--- Source material ---

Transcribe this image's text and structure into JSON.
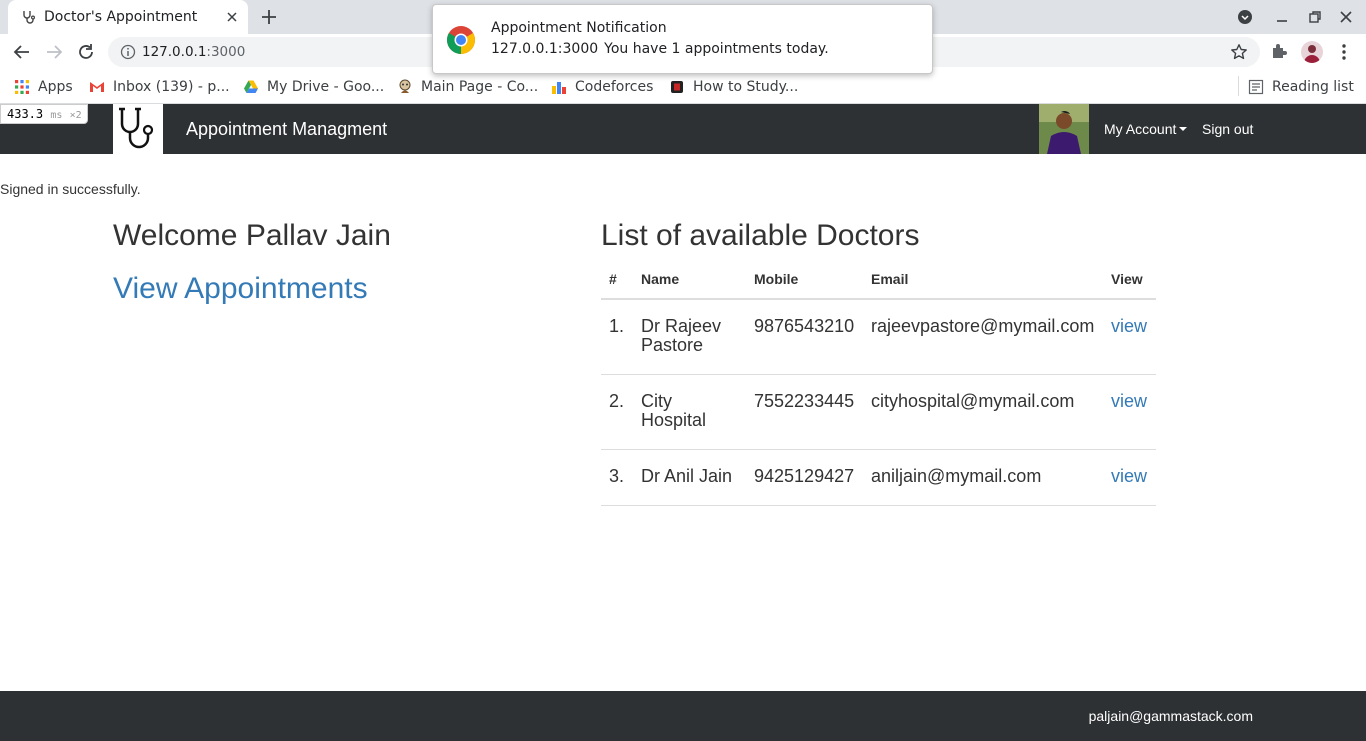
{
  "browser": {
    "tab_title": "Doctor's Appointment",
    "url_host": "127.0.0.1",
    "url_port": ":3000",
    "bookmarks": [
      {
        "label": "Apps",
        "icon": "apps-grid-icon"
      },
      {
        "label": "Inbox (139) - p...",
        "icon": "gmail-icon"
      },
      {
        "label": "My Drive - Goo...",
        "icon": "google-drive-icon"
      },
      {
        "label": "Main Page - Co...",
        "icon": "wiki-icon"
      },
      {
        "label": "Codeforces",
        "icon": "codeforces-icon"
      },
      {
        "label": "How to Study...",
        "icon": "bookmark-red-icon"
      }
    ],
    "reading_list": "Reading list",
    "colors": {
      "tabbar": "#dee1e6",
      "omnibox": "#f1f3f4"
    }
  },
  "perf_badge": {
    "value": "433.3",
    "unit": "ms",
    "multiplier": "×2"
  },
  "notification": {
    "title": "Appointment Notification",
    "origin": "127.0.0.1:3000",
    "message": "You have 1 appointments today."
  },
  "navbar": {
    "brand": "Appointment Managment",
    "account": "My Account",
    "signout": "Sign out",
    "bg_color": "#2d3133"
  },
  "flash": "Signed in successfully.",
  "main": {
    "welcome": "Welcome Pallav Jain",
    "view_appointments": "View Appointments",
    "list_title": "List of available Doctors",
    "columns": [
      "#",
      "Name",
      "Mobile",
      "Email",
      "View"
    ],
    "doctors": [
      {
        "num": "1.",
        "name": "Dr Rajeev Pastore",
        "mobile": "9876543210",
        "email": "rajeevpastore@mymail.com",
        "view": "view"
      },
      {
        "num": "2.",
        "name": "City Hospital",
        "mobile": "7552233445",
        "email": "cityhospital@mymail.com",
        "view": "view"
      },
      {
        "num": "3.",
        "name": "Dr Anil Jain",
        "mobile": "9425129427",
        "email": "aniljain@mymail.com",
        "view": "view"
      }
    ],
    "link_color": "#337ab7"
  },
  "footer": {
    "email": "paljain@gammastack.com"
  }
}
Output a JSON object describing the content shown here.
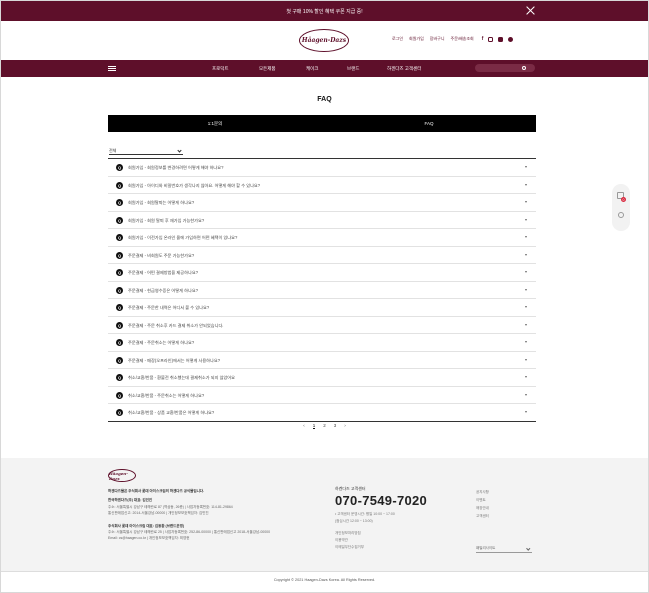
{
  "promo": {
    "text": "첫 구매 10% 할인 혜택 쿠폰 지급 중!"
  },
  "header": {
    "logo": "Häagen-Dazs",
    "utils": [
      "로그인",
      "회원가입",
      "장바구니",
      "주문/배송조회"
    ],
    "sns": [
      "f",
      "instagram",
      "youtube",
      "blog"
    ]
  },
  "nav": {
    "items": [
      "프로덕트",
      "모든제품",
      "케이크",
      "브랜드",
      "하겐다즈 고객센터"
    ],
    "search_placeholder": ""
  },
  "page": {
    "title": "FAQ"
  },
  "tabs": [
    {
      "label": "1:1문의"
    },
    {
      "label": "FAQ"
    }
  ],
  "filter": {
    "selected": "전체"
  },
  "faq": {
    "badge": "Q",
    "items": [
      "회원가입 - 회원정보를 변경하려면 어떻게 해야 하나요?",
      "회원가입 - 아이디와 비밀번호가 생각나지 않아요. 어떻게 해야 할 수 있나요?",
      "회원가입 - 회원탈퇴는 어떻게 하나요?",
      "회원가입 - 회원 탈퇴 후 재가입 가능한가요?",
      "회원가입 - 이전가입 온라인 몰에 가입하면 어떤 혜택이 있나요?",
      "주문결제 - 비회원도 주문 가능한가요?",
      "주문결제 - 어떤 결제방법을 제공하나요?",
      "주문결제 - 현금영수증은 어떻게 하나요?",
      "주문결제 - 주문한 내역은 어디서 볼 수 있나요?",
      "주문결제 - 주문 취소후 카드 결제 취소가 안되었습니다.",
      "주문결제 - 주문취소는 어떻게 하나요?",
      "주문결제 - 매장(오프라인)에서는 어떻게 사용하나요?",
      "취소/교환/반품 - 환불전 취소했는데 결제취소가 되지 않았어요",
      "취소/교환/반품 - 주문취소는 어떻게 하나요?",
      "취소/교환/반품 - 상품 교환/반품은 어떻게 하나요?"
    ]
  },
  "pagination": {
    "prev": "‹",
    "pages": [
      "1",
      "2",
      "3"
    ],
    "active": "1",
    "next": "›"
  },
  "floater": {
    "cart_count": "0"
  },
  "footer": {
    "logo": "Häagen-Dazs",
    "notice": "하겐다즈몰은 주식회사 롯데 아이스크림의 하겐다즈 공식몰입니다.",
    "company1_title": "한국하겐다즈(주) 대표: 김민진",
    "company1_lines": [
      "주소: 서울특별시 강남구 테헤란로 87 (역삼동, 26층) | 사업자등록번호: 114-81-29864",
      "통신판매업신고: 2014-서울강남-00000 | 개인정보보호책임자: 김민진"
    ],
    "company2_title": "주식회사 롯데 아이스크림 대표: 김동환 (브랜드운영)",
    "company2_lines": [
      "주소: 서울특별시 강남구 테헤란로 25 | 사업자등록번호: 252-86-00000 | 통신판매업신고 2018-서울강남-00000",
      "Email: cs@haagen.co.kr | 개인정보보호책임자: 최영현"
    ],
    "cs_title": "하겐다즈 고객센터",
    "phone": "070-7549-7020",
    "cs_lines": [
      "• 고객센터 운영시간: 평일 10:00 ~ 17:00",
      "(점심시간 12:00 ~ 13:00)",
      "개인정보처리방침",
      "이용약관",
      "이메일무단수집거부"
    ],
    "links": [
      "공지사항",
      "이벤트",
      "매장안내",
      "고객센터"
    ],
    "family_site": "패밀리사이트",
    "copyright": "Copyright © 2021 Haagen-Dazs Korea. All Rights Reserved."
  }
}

---

Leave out the pictures and copy everything else in the records word for word.

[Completed task]:
Transcribe this image's text and structure into JSON.
{
  "browser": {
    "tab_title": "Doctor's Appointment",
    "url_host": "127.0.0.1",
    "url_port": ":3000",
    "bookmarks": [
      {
        "label": "Apps",
        "icon": "apps-grid-icon"
      },
      {
        "label": "Inbox (139) - p...",
        "icon": "gmail-icon"
      },
      {
        "label": "My Drive - Goo...",
        "icon": "google-drive-icon"
      },
      {
        "label": "Main Page - Co...",
        "icon": "wiki-icon"
      },
      {
        "label": "Codeforces",
        "icon": "codeforces-icon"
      },
      {
        "label": "How to Study...",
        "icon": "bookmark-red-icon"
      }
    ],
    "reading_list": "Reading list",
    "colors": {
      "tabbar": "#dee1e6",
      "omnibox": "#f1f3f4"
    }
  },
  "perf_badge": {
    "value": "433.3",
    "unit": "ms",
    "multiplier": "×2"
  },
  "notification": {
    "title": "Appointment Notification",
    "origin": "127.0.0.1:3000",
    "message": "You have 1 appointments today."
  },
  "navbar": {
    "brand": "Appointment Managment",
    "account": "My Account",
    "signout": "Sign out",
    "bg_color": "#2d3133"
  },
  "flash": "Signed in successfully.",
  "main": {
    "welcome": "Welcome Pallav Jain",
    "view_appointments": "View Appointments",
    "list_title": "List of available Doctors",
    "columns": [
      "#",
      "Name",
      "Mobile",
      "Email",
      "View"
    ],
    "doctors": [
      {
        "num": "1.",
        "name": "Dr Rajeev Pastore",
        "mobile": "9876543210",
        "email": "rajeevpastore@mymail.com",
        "view": "view"
      },
      {
        "num": "2.",
        "name": "City Hospital",
        "mobile": "7552233445",
        "email": "cityhospital@mymail.com",
        "view": "view"
      },
      {
        "num": "3.",
        "name": "Dr Anil Jain",
        "mobile": "9425129427",
        "email": "aniljain@mymail.com",
        "view": "view"
      }
    ],
    "link_color": "#337ab7"
  },
  "footer": {
    "email": "paljain@gammastack.com"
  }
}
Output a JSON object describing the content shown here.
{
  "promo": {
    "text": "첫 구매 10% 할인 혜택 쿠폰 지급 중!"
  },
  "header": {
    "logo": "Häagen-Dazs",
    "utils": [
      "로그인",
      "회원가입",
      "장바구니",
      "주문/배송조회"
    ],
    "sns": [
      "f",
      "instagram",
      "youtube",
      "blog"
    ]
  },
  "nav": {
    "items": [
      "프로덕트",
      "모든제품",
      "케이크",
      "브랜드",
      "하겐다즈 고객센터"
    ],
    "search_placeholder": ""
  },
  "page": {
    "title": "FAQ"
  },
  "tabs": [
    {
      "label": "1:1문의"
    },
    {
      "label": "FAQ"
    }
  ],
  "filter": {
    "selected": "전체"
  },
  "faq": {
    "badge": "Q",
    "items": [
      "회원가입 - 회원정보를 변경하려면 어떻게 해야 하나요?",
      "회원가입 - 아이디와 비밀번호가 생각나지 않아요. 어떻게 해야 할 수 있나요?",
      "회원가입 - 회원탈퇴는 어떻게 하나요?",
      "회원가입 - 회원 탈퇴 후 재가입 가능한가요?",
      "회원가입 - 이전가입 온라인 몰에 가입하면 어떤 혜택이 있나요?",
      "주문결제 - 비회원도 주문 가능한가요?",
      "주문결제 - 어떤 결제방법을 제공하나요?",
      "주문결제 - 현금영수증은 어떻게 하나요?",
      "주문결제 - 주문한 내역은 어디서 볼 수 있나요?",
      "주문결제 - 주문 취소후 카드 결제 취소가 안되었습니다.",
      "주문결제 - 주문취소는 어떻게 하나요?",
      "주문결제 - 매장(오프라인)에서는 어떻게 사용하나요?",
      "취소/교환/반품 - 환불전 취소했는데 결제취소가 되지 않았어요",
      "취소/교환/반품 - 주문취소는 어떻게 하나요?",
      "취소/교환/반품 - 상품 교환/반품은 어떻게 하나요?"
    ]
  },
  "pagination": {
    "prev": "‹",
    "pages": [
      "1",
      "2",
      "3"
    ],
    "active": "1",
    "next": "›"
  },
  "floater": {
    "cart_count": "0"
  },
  "footer": {
    "logo": "Häagen-Dazs",
    "notice": "하겐다즈몰은 주식회사 롯데 아이스크림의 하겐다즈 공식몰입니다.",
    "company1_title": "한국하겐다즈(주) 대표: 김민진",
    "company1_lines": [
      "주소: 서울특별시 강남구 테헤란로 87 (역삼동, 26층) | 사업자등록번호: 114-81-29864",
      "통신판매업신고: 2014-서울강남-00000 | 개인정보보호책임자: 김민진"
    ],
    "company2_title": "주식회사 롯데 아이스크림 대표: 김동환 (브랜드운영)",
    "company2_lines": [
      "주소: 서울특별시 강남구 테헤란로 25 | 사업자등록번호: 252-86-00000 | 통신판매업신고 2018-서울강남-00000",
      "Email: cs@haagen.co.kr | 개인정보보호책임자: 최영현"
    ],
    "cs_title": "하겐다즈 고객센터",
    "phone": "070-7549-7020",
    "cs_lines": [
      "• 고객센터 운영시간: 평일 10:00 ~ 17:00",
      "(점심시간 12:00 ~ 13:00)",
      "개인정보처리방침",
      "이용약관",
      "이메일무단수집거부"
    ],
    "links": [
      "공지사항",
      "이벤트",
      "매장안내",
      "고객센터"
    ],
    "family_site": "패밀리사이트",
    "copyright": "Copyright © 2021 Haagen-Dazs Korea. All Rights Reserved."
  }
}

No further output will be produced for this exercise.